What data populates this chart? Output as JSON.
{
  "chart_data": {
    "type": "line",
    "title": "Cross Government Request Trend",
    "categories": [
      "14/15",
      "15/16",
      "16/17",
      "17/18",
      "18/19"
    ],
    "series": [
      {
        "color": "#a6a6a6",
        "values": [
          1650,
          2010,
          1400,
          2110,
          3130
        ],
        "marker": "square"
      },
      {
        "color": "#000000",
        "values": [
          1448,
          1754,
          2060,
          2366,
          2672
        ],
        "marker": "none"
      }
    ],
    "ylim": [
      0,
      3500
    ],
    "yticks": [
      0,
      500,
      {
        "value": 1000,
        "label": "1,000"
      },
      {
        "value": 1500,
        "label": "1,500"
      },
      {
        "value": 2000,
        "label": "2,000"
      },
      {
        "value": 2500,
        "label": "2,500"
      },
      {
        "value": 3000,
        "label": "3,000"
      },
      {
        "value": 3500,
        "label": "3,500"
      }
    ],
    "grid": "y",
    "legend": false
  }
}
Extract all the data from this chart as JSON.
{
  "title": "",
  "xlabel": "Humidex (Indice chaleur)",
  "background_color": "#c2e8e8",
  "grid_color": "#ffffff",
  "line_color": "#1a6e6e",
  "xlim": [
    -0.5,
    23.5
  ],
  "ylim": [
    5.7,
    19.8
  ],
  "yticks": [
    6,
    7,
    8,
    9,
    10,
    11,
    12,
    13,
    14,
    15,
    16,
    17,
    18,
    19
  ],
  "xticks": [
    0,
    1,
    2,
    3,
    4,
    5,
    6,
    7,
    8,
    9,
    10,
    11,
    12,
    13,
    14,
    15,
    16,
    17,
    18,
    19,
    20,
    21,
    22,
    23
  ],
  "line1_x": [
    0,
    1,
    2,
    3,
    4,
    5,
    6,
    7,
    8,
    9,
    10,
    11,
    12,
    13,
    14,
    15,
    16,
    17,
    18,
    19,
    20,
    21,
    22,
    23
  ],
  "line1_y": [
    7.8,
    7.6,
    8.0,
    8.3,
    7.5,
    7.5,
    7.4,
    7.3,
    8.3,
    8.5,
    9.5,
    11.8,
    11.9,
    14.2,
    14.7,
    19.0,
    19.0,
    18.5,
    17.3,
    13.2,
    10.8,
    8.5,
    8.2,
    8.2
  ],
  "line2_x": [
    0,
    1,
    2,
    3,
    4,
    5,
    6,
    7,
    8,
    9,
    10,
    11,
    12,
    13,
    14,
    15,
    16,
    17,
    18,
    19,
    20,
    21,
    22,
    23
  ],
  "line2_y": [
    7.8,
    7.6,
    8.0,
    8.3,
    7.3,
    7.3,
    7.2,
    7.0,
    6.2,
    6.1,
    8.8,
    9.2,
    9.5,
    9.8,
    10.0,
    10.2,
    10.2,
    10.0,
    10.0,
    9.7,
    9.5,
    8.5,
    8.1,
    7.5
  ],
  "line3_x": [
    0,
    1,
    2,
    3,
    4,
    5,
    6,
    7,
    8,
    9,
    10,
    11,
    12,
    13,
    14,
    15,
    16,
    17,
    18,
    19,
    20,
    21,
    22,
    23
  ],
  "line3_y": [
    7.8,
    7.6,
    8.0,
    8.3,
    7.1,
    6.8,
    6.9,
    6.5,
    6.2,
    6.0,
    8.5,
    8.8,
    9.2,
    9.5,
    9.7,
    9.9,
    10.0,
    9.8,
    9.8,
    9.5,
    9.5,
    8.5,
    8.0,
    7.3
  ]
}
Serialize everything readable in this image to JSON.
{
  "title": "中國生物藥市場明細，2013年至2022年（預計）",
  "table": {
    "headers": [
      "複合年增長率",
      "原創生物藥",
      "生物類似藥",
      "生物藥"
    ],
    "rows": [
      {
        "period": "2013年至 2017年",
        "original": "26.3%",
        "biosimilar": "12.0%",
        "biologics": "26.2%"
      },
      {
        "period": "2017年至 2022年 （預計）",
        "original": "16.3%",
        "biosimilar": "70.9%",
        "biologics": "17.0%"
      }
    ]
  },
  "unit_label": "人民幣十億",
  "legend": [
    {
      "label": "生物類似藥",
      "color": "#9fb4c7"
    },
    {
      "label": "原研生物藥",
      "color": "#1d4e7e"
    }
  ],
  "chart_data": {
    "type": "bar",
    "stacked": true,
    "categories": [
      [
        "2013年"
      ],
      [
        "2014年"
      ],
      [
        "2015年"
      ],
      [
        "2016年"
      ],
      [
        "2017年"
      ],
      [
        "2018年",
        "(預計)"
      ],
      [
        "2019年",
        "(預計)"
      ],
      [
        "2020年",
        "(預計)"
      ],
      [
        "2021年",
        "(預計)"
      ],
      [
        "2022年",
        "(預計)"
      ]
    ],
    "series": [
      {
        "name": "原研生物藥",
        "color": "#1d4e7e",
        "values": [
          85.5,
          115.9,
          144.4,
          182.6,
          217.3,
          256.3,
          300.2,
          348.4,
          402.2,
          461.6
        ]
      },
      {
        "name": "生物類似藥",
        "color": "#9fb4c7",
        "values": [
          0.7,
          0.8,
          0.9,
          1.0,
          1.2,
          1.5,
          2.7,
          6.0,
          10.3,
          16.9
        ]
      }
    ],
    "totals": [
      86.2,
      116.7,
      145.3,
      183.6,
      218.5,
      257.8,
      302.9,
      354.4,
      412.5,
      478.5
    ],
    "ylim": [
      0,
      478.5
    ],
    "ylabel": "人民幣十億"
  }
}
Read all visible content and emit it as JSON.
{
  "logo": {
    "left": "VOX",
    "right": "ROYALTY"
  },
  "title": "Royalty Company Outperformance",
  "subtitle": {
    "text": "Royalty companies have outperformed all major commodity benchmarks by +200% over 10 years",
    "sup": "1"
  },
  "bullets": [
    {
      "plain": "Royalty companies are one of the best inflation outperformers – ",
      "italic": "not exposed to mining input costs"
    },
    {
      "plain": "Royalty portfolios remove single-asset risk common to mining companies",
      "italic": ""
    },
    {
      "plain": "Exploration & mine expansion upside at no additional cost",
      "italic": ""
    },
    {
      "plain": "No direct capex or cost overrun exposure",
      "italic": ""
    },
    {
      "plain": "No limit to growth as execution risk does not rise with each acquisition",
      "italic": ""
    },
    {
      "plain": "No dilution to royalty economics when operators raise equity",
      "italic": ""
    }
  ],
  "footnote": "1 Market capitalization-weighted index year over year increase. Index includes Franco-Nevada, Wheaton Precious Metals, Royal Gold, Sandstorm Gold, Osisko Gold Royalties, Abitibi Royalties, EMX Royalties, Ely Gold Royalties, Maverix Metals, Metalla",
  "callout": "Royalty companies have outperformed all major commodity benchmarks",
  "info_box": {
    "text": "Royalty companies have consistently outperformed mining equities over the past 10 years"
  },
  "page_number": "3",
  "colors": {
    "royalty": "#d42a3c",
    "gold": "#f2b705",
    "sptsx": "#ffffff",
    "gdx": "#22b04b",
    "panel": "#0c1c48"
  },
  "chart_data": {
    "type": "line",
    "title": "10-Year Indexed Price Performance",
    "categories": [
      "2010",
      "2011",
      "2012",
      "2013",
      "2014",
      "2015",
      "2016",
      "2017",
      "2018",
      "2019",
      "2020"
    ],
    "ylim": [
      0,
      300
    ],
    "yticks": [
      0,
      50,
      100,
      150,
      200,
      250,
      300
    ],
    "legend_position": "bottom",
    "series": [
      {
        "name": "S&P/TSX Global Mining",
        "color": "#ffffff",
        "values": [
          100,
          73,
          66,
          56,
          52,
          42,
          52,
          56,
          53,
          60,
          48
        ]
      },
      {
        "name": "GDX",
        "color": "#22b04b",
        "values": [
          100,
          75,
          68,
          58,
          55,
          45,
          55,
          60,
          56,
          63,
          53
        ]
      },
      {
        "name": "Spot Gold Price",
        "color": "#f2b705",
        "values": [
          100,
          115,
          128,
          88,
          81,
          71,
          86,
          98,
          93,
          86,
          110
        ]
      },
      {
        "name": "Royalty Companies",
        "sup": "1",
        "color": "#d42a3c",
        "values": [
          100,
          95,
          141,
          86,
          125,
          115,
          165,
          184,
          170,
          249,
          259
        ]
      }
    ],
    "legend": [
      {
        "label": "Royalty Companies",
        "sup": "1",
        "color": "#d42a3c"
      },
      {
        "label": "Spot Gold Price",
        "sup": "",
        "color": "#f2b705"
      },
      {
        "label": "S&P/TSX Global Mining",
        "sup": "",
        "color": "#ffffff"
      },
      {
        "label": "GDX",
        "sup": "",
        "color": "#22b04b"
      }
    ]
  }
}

◆ **PROBLEM DETAILS**: Out of the records, collect only those lines that contain the string "ffffff".

◆ **EXERCISE OUTPUT**:
  "grid_color": "#ffffff",
    "sptsx": "#ffffff",
        "color": "#ffffff",
        "color": "#ffffff"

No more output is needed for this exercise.